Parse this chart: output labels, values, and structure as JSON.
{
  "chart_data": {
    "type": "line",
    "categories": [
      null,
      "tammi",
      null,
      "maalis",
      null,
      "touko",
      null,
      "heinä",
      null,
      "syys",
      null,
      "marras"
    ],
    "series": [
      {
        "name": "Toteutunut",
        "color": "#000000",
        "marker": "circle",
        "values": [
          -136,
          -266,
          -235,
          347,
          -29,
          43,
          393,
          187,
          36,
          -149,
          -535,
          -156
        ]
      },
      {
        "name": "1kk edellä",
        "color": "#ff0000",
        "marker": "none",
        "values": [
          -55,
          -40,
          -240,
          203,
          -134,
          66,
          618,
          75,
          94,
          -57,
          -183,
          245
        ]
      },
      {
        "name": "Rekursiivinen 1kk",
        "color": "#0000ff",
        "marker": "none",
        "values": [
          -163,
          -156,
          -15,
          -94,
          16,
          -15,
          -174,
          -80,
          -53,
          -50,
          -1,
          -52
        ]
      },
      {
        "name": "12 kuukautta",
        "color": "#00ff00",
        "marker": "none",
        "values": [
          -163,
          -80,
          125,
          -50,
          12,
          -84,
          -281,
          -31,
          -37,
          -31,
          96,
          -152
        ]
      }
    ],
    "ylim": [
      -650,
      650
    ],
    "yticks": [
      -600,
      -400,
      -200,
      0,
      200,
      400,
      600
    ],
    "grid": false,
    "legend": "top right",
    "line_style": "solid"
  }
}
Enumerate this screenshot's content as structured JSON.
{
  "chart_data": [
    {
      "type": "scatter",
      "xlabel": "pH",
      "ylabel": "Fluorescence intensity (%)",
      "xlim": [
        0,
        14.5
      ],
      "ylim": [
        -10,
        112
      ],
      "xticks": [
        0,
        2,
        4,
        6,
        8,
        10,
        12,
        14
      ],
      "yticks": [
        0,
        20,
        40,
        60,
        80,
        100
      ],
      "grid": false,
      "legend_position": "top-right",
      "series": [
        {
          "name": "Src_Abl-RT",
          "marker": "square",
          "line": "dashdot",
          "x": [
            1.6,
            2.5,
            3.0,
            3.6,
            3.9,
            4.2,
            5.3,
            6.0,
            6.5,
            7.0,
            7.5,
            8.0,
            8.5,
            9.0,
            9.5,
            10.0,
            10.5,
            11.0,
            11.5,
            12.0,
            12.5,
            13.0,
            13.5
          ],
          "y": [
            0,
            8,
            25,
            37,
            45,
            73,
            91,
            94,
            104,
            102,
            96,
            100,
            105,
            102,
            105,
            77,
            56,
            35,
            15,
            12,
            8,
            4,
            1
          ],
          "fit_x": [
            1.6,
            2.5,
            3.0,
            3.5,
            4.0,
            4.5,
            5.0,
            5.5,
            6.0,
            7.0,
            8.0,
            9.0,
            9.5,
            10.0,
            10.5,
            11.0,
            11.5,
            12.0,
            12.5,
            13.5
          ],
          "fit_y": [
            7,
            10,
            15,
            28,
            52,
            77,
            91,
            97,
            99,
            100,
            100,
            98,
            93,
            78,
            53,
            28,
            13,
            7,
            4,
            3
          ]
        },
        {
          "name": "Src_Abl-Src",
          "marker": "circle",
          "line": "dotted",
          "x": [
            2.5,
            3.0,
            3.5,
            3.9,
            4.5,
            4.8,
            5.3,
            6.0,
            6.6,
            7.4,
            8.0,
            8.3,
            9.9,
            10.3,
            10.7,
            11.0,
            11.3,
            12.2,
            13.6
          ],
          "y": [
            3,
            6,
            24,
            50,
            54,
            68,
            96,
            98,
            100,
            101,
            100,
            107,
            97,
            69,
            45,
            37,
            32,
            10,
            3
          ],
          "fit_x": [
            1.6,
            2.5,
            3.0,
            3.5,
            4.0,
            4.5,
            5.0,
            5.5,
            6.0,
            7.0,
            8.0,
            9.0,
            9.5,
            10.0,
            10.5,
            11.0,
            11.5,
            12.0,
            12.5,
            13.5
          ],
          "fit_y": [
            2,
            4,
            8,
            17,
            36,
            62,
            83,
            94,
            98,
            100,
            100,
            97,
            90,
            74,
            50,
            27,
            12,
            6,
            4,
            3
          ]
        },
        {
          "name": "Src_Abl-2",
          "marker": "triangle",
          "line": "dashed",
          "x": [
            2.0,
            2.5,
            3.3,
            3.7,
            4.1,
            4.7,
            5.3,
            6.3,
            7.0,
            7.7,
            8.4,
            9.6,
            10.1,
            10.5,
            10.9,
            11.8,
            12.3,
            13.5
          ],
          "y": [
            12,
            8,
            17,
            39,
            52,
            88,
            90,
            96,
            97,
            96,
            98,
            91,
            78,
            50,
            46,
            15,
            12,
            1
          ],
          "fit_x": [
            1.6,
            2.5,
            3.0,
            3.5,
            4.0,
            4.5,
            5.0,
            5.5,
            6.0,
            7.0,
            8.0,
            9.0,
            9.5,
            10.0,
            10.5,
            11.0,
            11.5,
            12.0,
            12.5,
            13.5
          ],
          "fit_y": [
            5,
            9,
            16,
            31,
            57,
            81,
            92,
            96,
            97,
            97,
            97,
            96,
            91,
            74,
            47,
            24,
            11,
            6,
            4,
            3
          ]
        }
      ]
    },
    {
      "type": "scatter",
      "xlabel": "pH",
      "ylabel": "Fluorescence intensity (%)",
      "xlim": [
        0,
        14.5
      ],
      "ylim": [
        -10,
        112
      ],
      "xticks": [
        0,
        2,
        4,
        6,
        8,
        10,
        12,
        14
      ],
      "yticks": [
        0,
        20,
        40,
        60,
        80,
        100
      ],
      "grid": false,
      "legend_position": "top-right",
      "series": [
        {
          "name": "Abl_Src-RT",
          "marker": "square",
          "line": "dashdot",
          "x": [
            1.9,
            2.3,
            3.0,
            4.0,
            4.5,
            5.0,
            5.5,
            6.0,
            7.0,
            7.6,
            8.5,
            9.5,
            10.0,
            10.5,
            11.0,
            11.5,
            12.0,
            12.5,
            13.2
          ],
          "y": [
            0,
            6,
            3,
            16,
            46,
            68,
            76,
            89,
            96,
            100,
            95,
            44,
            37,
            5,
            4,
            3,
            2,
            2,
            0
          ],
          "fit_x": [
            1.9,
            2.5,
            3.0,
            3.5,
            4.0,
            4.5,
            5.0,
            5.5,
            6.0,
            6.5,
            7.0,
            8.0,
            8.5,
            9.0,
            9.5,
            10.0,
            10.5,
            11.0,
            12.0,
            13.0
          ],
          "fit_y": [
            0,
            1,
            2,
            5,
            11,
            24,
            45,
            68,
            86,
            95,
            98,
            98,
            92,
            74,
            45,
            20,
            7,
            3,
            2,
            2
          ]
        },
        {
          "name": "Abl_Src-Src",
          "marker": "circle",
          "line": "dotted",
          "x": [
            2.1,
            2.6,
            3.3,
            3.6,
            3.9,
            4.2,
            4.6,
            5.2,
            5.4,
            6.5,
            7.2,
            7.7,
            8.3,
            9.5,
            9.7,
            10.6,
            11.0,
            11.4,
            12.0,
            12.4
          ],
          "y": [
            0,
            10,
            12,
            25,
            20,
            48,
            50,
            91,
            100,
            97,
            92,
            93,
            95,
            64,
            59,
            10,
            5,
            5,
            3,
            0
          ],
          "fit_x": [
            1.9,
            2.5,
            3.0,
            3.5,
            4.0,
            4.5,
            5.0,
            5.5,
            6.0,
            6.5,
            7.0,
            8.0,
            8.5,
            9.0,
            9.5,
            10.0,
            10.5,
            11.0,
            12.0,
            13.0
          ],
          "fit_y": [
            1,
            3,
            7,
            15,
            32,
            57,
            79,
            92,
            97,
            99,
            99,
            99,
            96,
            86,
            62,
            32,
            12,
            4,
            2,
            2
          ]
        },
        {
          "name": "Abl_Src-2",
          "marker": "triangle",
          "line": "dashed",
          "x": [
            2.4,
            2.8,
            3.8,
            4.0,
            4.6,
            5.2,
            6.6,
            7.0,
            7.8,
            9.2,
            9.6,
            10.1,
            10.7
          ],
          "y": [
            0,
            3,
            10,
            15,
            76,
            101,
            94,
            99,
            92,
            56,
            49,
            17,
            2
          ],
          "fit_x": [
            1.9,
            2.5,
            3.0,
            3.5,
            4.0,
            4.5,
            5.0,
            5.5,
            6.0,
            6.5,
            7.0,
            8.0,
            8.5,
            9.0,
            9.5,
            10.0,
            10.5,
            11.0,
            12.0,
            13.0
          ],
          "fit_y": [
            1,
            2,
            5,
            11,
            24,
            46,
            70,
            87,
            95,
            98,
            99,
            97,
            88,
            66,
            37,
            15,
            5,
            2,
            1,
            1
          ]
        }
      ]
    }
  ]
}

------------

Copy out each line of the data where the string "JSON" appears.

Output for this exercise |
Parse this chart: output labels, values, and structure as JSON.
Enumerate this screenshot's content as structured JSON.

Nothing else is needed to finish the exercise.